Locate every line below that contains the word "labels" and copy it.

Extracted material:
------
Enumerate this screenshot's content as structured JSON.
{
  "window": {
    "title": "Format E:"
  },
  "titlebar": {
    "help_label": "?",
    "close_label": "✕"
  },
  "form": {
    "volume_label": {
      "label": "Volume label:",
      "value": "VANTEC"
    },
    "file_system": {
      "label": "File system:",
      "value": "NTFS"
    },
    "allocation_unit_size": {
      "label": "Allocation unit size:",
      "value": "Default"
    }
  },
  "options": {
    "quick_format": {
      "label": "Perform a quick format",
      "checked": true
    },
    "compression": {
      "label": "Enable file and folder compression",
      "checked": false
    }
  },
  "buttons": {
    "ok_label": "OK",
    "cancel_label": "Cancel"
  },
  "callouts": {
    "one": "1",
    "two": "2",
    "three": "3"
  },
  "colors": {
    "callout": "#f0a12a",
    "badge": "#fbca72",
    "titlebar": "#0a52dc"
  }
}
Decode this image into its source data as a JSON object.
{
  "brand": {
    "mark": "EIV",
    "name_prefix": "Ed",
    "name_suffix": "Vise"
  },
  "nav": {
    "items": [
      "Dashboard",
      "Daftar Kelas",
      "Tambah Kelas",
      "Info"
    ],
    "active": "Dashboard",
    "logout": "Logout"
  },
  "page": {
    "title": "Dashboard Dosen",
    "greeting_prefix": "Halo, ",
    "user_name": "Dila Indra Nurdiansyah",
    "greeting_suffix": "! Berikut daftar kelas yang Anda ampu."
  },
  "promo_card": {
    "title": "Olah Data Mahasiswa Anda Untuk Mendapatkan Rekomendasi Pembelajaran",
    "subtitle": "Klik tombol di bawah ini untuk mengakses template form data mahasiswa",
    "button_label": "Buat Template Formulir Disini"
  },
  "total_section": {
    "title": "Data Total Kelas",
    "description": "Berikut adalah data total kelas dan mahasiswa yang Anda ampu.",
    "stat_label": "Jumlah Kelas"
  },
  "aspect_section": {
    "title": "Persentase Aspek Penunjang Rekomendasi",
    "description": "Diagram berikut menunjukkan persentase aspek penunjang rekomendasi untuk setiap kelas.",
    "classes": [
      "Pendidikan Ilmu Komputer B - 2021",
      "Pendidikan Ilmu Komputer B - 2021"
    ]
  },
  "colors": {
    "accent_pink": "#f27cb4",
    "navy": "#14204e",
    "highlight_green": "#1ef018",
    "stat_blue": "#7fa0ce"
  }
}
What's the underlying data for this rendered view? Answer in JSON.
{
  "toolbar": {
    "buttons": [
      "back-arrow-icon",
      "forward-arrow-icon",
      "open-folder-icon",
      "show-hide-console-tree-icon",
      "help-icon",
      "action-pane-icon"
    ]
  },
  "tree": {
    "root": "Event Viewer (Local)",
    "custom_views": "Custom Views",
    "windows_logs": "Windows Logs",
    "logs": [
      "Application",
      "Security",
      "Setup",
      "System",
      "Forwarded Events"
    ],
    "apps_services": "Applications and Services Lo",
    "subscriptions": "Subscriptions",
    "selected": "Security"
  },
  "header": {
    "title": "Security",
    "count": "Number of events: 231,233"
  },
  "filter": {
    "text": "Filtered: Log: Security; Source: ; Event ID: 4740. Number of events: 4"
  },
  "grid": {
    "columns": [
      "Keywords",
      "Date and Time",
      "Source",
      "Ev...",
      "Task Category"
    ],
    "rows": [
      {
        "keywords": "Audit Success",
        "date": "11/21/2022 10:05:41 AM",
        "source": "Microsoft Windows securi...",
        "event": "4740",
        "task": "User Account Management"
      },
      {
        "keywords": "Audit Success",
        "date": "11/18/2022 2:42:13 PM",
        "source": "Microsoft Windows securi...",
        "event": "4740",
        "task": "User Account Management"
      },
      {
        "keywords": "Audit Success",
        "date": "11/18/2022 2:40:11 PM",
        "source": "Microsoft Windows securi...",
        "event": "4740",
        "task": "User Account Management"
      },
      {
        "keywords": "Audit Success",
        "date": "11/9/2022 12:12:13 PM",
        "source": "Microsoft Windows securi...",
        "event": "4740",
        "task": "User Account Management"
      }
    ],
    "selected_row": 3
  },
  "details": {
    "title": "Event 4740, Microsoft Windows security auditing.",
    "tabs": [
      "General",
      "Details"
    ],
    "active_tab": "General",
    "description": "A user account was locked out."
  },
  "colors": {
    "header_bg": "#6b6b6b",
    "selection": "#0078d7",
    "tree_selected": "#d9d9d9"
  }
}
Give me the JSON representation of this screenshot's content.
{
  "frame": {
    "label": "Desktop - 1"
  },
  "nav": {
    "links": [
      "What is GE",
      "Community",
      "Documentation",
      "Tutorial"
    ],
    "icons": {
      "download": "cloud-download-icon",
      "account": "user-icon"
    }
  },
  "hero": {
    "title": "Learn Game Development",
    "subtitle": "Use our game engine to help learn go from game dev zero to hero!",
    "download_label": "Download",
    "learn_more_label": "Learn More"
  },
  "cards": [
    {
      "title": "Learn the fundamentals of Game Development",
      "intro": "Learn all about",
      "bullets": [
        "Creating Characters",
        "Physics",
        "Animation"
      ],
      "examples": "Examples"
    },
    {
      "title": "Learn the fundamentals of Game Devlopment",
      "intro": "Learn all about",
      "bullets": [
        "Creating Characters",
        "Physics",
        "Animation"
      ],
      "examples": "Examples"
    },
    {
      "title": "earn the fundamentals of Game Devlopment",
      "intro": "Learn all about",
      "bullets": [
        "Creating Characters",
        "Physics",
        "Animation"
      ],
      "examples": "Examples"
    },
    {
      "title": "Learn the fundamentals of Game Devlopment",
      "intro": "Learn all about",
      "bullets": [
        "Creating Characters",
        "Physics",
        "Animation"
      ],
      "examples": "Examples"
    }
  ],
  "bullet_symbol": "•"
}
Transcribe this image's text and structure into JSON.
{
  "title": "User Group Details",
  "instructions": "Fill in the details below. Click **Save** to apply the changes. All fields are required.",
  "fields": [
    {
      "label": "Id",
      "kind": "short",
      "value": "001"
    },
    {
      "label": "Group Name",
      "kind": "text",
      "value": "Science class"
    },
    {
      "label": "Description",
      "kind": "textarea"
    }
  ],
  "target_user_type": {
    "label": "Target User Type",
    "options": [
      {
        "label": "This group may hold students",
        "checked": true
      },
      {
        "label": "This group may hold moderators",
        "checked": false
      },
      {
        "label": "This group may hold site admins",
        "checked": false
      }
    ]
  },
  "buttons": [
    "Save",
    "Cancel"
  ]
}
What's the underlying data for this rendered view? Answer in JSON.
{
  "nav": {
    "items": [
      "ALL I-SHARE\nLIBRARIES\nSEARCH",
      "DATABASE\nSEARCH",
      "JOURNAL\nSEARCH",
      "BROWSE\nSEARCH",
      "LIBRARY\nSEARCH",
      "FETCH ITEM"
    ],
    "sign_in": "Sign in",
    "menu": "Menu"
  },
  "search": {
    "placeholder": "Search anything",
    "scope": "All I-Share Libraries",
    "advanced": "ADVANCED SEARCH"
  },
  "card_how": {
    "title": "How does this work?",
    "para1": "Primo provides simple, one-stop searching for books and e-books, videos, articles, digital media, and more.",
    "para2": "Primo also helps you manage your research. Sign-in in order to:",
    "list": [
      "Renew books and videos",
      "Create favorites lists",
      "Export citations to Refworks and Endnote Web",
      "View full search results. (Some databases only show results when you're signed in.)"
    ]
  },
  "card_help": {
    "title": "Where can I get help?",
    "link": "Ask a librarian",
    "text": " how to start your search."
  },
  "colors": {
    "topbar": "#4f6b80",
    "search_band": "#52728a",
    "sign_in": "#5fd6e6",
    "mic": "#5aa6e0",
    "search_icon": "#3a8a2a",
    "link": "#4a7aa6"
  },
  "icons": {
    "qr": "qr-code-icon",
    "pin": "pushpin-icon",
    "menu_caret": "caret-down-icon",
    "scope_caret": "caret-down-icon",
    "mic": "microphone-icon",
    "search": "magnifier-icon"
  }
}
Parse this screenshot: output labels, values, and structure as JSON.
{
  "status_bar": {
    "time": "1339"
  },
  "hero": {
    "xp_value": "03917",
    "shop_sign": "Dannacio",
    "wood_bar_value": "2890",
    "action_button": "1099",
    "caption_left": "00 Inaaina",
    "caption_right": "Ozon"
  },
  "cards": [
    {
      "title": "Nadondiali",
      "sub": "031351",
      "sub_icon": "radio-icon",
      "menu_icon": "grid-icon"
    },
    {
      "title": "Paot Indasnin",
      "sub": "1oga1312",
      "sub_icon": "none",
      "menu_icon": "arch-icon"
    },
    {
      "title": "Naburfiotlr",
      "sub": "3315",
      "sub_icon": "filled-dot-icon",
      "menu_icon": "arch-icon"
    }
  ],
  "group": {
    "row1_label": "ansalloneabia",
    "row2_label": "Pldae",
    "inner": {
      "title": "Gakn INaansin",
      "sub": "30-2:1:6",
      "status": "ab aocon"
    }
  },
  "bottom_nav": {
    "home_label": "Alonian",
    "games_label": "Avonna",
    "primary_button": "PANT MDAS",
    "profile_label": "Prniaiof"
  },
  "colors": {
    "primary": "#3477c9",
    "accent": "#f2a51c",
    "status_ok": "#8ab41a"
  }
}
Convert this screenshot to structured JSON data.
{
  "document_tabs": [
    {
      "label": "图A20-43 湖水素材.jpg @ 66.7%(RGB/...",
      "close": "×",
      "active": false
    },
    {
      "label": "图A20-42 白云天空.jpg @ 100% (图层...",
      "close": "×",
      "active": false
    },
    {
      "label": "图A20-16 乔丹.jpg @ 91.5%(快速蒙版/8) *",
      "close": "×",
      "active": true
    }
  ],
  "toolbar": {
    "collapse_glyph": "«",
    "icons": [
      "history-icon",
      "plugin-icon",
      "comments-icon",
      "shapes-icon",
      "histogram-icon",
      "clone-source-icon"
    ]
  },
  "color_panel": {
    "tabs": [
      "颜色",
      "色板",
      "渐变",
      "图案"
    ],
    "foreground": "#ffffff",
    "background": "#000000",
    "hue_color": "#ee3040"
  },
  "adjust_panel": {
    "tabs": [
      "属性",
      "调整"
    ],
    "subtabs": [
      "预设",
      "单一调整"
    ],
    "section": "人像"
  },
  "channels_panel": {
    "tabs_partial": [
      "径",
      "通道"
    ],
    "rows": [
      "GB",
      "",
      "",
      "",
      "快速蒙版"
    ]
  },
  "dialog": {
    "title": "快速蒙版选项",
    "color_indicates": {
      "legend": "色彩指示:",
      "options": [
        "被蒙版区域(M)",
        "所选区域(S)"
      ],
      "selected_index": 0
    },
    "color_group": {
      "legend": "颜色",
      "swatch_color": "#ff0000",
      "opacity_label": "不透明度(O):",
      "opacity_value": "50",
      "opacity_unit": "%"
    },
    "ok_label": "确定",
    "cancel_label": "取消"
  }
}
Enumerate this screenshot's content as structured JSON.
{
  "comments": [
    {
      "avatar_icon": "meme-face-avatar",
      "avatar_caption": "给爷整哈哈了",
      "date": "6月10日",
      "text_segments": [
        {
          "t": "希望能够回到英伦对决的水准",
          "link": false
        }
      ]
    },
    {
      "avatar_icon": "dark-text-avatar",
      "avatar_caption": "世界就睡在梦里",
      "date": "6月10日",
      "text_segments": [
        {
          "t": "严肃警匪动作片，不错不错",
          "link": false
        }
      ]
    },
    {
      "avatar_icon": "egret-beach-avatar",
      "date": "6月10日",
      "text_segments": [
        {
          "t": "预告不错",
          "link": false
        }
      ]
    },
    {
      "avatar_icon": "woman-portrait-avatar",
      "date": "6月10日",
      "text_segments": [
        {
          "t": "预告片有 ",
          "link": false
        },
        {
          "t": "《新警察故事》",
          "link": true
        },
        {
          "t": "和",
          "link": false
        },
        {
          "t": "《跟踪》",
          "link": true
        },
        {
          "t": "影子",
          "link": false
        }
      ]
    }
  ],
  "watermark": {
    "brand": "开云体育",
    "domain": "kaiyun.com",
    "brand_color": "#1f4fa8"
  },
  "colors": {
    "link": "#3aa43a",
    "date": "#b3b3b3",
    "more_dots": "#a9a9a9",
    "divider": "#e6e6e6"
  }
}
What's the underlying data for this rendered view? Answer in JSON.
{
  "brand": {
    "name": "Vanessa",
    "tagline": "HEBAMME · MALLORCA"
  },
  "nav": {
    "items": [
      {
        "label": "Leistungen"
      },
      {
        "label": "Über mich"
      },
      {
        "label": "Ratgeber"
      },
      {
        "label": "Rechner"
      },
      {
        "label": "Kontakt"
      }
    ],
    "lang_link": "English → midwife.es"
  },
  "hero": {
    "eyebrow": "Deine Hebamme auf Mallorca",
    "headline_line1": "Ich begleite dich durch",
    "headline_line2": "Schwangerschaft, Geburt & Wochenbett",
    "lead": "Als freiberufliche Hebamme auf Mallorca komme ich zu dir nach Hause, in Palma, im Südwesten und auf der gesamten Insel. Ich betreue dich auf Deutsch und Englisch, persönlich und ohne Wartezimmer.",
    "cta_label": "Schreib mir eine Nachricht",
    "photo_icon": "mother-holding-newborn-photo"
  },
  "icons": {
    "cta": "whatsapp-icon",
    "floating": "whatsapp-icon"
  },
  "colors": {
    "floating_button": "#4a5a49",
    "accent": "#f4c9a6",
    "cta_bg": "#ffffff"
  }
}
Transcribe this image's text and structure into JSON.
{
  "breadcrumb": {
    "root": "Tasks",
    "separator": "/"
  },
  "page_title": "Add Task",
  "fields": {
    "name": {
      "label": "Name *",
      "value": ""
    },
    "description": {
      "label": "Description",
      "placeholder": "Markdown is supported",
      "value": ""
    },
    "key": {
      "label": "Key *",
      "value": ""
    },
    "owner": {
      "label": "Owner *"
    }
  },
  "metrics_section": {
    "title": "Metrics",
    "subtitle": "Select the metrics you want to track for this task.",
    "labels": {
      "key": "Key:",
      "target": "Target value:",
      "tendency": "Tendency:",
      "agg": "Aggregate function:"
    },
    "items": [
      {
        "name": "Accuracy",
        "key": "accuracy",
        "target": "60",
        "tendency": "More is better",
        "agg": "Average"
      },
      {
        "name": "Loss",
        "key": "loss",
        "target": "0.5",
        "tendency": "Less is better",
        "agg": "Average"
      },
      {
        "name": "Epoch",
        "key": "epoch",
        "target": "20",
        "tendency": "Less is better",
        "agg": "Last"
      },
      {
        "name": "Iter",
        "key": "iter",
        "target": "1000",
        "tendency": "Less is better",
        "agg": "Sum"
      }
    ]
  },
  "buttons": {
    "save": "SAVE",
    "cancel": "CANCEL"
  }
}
------
Answer in full:
Parse this screenshot: output labels, values, and structure as JSON.
    "labels": {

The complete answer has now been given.